* begin Data lines *

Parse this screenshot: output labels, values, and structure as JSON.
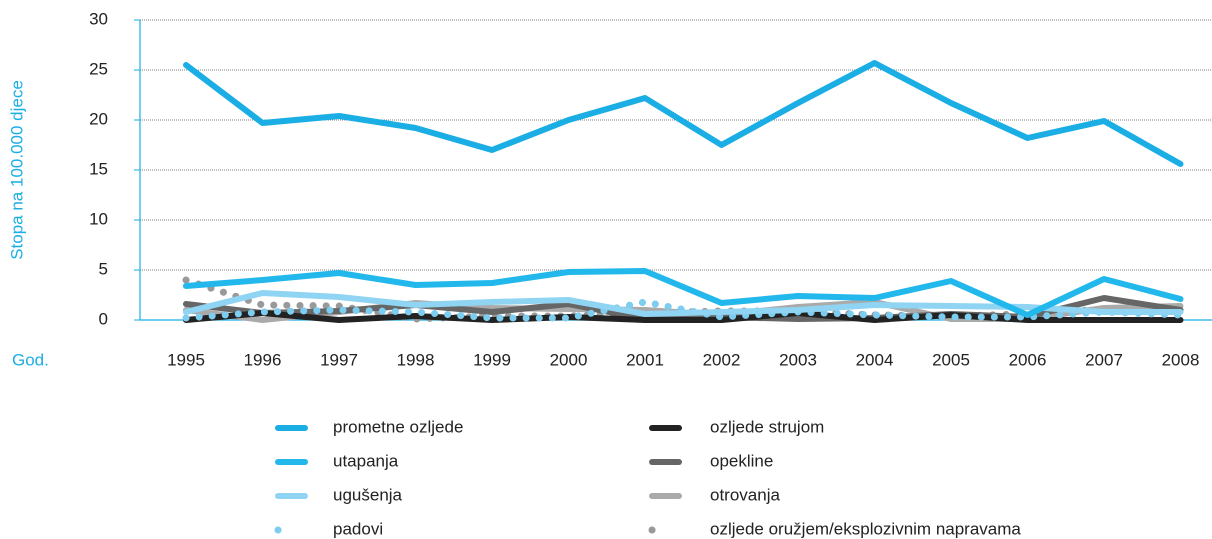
{
  "chart_data": {
    "type": "line",
    "y_label": "Stopa na 100.000 djece",
    "x_label": "God.",
    "categories": [
      "1995",
      "1996",
      "1997",
      "1998",
      "1999",
      "2000",
      "2001",
      "2002",
      "2003",
      "2004",
      "2005",
      "2006",
      "2007",
      "2008"
    ],
    "ylim": [
      0,
      30
    ],
    "yticks": [
      0,
      5,
      10,
      15,
      20,
      25,
      30
    ],
    "grid": true,
    "series": [
      {
        "name": "prometne ozljede",
        "color": "#1aaee5",
        "style": "solid",
        "values": [
          25.5,
          19.7,
          20.4,
          19.2,
          17.0,
          20.0,
          22.2,
          17.5,
          21.7,
          25.7,
          21.7,
          18.2,
          19.9,
          15.6
        ]
      },
      {
        "name": "utapanja",
        "color": "#22b8ec",
        "style": "solid",
        "values": [
          3.4,
          4.0,
          4.7,
          3.5,
          3.7,
          4.8,
          4.9,
          1.7,
          2.4,
          2.2,
          3.9,
          0.5,
          4.1,
          2.1
        ]
      },
      {
        "name": "ugušenja",
        "color": "#8fd4f2",
        "style": "solid",
        "values": [
          0.8,
          2.7,
          2.3,
          1.5,
          1.8,
          2.0,
          0.6,
          0.8,
          1.0,
          1.5,
          1.4,
          1.3,
          0.8,
          0.8
        ]
      },
      {
        "name": "padovi",
        "color": "#7ccdf0",
        "style": "dotted",
        "values": [
          0.2,
          0.8,
          1.0,
          0.8,
          0.2,
          0.2,
          1.8,
          0.3,
          0.8,
          0.5,
          0.3,
          0.3,
          0.8,
          0.5
        ]
      },
      {
        "name": "ozljede strujom",
        "color": "#222222",
        "style": "solid",
        "values": [
          0,
          0.7,
          0,
          0.4,
          0,
          0.3,
          0,
          0,
          0.7,
          0,
          0.5,
          0,
          0,
          0
        ]
      },
      {
        "name": "opekline",
        "color": "#666666",
        "style": "solid",
        "values": [
          1.6,
          0.7,
          0.9,
          1.5,
          0.8,
          1.6,
          0.1,
          0.3,
          0.1,
          0.2,
          0.6,
          0.3,
          2.2,
          1.0
        ]
      },
      {
        "name": "otrovanja",
        "color": "#aaaaaa",
        "style": "solid",
        "values": [
          1.0,
          0.0,
          0.8,
          1.7,
          1.2,
          1.1,
          1.0,
          0.5,
          1.3,
          1.8,
          0.1,
          0.1,
          1.2,
          1.4
        ]
      },
      {
        "name": "ozljede oružjem/eksplozivnim napravama",
        "color": "#999999",
        "style": "dotted",
        "values": [
          4.0,
          1.5,
          1.4,
          0.1,
          0.4,
          0.4,
          0.7,
          0.9,
          0.9,
          0.5,
          0.4,
          0.6,
          1.1,
          1.2
        ]
      }
    ]
  }
}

* end Data lines *

Task directions:
Restate each entry word for word, please, but drop any images it holds.

Output below:
Parse this screenshot: output labels, values, and structure as JSON.
{
  "chart_data": {
    "type": "line",
    "y_label": "Stopa na 100.000 djece",
    "x_label": "God.",
    "categories": [
      "1995",
      "1996",
      "1997",
      "1998",
      "1999",
      "2000",
      "2001",
      "2002",
      "2003",
      "2004",
      "2005",
      "2006",
      "2007",
      "2008"
    ],
    "ylim": [
      0,
      30
    ],
    "yticks": [
      0,
      5,
      10,
      15,
      20,
      25,
      30
    ],
    "grid": true,
    "series": [
      {
        "name": "prometne ozljede",
        "color": "#1aaee5",
        "style": "solid",
        "values": [
          25.5,
          19.7,
          20.4,
          19.2,
          17.0,
          20.0,
          22.2,
          17.5,
          21.7,
          25.7,
          21.7,
          18.2,
          19.9,
          15.6
        ]
      },
      {
        "name": "utapanja",
        "color": "#22b8ec",
        "style": "solid",
        "values": [
          3.4,
          4.0,
          4.7,
          3.5,
          3.7,
          4.8,
          4.9,
          1.7,
          2.4,
          2.2,
          3.9,
          0.5,
          4.1,
          2.1
        ]
      },
      {
        "name": "ugušenja",
        "color": "#8fd4f2",
        "style": "solid",
        "values": [
          0.8,
          2.7,
          2.3,
          1.5,
          1.8,
          2.0,
          0.6,
          0.8,
          1.0,
          1.5,
          1.4,
          1.3,
          0.8,
          0.8
        ]
      },
      {
        "name": "padovi",
        "color": "#7ccdf0",
        "style": "dotted",
        "values": [
          0.2,
          0.8,
          1.0,
          0.8,
          0.2,
          0.2,
          1.8,
          0.3,
          0.8,
          0.5,
          0.3,
          0.3,
          0.8,
          0.5
        ]
      },
      {
        "name": "ozljede strujom",
        "color": "#222222",
        "style": "solid",
        "values": [
          0,
          0.7,
          0,
          0.4,
          0,
          0.3,
          0,
          0,
          0.7,
          0,
          0.5,
          0,
          0,
          0
        ]
      },
      {
        "name": "opekline",
        "color": "#666666",
        "style": "solid",
        "values": [
          1.6,
          0.7,
          0.9,
          1.5,
          0.8,
          1.6,
          0.1,
          0.3,
          0.1,
          0.2,
          0.6,
          0.3,
          2.2,
          1.0
        ]
      },
      {
        "name": "otrovanja",
        "color": "#aaaaaa",
        "style": "solid",
        "values": [
          1.0,
          0.0,
          0.8,
          1.7,
          1.2,
          1.1,
          1.0,
          0.5,
          1.3,
          1.8,
          0.1,
          0.1,
          1.2,
          1.4
        ]
      },
      {
        "name": "ozljede oružjem/eksplozivnim napravama",
        "color": "#999999",
        "style": "dotted",
        "values": [
          4.0,
          1.5,
          1.4,
          0.1,
          0.4,
          0.4,
          0.7,
          0.9,
          0.9,
          0.5,
          0.4,
          0.6,
          1.1,
          1.2
        ]
      }
    ]
  }
}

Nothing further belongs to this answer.